• _Exercise instructions_
Output each line of the material below verbatim, leaving every character unchanged.

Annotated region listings
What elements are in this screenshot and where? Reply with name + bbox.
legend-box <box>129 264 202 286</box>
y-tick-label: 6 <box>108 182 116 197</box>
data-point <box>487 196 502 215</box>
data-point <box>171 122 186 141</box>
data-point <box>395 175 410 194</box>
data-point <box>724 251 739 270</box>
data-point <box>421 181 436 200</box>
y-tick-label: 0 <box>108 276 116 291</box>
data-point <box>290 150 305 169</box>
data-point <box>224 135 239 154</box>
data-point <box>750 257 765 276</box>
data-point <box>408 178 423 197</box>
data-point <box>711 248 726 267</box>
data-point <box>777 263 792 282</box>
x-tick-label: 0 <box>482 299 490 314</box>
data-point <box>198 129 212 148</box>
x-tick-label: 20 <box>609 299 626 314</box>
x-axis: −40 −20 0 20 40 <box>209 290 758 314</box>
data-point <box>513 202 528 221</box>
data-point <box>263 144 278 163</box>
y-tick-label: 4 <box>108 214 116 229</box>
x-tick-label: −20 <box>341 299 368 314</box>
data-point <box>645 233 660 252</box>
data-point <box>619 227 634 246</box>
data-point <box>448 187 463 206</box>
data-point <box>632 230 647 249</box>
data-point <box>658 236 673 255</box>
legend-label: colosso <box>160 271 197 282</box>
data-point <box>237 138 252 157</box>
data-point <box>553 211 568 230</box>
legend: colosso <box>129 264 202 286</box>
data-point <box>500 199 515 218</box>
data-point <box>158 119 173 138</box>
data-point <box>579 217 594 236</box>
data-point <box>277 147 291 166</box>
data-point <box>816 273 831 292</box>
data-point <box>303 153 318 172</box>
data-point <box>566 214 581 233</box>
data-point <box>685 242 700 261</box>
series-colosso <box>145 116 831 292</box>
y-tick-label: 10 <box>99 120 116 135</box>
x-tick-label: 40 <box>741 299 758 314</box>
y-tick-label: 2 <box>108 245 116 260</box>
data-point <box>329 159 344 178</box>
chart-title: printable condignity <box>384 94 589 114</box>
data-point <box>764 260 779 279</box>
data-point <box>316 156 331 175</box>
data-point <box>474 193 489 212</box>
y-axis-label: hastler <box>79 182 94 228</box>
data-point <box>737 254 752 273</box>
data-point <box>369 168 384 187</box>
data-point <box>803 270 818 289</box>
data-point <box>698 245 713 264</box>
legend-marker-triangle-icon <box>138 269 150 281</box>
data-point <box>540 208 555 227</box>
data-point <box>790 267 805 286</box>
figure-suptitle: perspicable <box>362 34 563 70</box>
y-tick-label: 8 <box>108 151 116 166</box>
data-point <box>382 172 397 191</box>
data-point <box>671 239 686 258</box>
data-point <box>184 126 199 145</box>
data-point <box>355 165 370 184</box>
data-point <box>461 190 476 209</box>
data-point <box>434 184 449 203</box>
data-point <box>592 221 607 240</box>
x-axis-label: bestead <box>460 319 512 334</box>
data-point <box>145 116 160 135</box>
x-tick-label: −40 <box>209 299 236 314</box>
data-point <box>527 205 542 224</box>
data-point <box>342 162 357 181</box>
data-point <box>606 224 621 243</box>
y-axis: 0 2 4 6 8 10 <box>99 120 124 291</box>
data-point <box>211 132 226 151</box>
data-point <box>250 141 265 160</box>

• _Worked solution_
What elements are in this screenshot and where? Reply with name + bbox.
legend-box <box>129 264 202 286</box>
y-tick-label: 6 <box>108 182 116 197</box>
data-point <box>487 196 502 215</box>
data-point <box>171 122 186 141</box>
data-point <box>395 175 410 194</box>
data-point <box>724 251 739 270</box>
data-point <box>421 181 436 200</box>
y-tick-label: 0 <box>108 276 116 291</box>
data-point <box>290 150 305 169</box>
data-point <box>224 135 239 154</box>
data-point <box>750 257 765 276</box>
data-point <box>408 178 423 197</box>
data-point <box>711 248 726 267</box>
data-point <box>777 263 792 282</box>
x-tick-label: 0 <box>482 299 490 314</box>
data-point <box>198 129 212 148</box>
x-tick-label: 20 <box>609 299 626 314</box>
x-axis: −40 −20 0 20 40 <box>209 290 758 314</box>
data-point <box>513 202 528 221</box>
data-point <box>263 144 278 163</box>
y-tick-label: 4 <box>108 214 116 229</box>
x-tick-label: −20 <box>341 299 368 314</box>
data-point <box>645 233 660 252</box>
data-point <box>619 227 634 246</box>
data-point <box>448 187 463 206</box>
data-point <box>632 230 647 249</box>
data-point <box>658 236 673 255</box>
legend-label: colosso <box>160 271 197 282</box>
data-point <box>237 138 252 157</box>
data-point <box>553 211 568 230</box>
legend: colosso <box>129 264 202 286</box>
data-point <box>500 199 515 218</box>
data-point <box>158 119 173 138</box>
data-point <box>579 217 594 236</box>
data-point <box>277 147 291 166</box>
data-point <box>816 273 831 292</box>
data-point <box>303 153 318 172</box>
data-point <box>566 214 581 233</box>
data-point <box>685 242 700 261</box>
series-colosso <box>145 116 831 292</box>
y-tick-label: 10 <box>99 120 116 135</box>
x-tick-label: 40 <box>741 299 758 314</box>
y-tick-label: 2 <box>108 245 116 260</box>
data-point <box>329 159 344 178</box>
chart-title: printable condignity <box>384 94 589 114</box>
data-point <box>764 260 779 279</box>
data-point <box>316 156 331 175</box>
data-point <box>474 193 489 212</box>
y-axis-label: hastler <box>79 182 94 228</box>
data-point <box>737 254 752 273</box>
data-point <box>369 168 384 187</box>
data-point <box>803 270 818 289</box>
data-point <box>698 245 713 264</box>
legend-marker-triangle-icon <box>138 269 150 281</box>
data-point <box>540 208 555 227</box>
data-point <box>790 267 805 286</box>
figure-suptitle: perspicable <box>362 34 563 70</box>
y-tick-label: 8 <box>108 151 116 166</box>
data-point <box>382 172 397 191</box>
data-point <box>671 239 686 258</box>
data-point <box>184 126 199 145</box>
data-point <box>355 165 370 184</box>
data-point <box>461 190 476 209</box>
data-point <box>434 184 449 203</box>
data-point <box>592 221 607 240</box>
x-axis-label: bestead <box>460 319 512 334</box>
data-point <box>145 116 160 135</box>
x-tick-label: −40 <box>209 299 236 314</box>
data-point <box>527 205 542 224</box>
data-point <box>342 162 357 181</box>
data-point <box>606 224 621 243</box>
y-axis: 0 2 4 6 8 10 <box>99 120 124 291</box>
data-point <box>211 132 226 151</box>
data-point <box>250 141 265 160</box>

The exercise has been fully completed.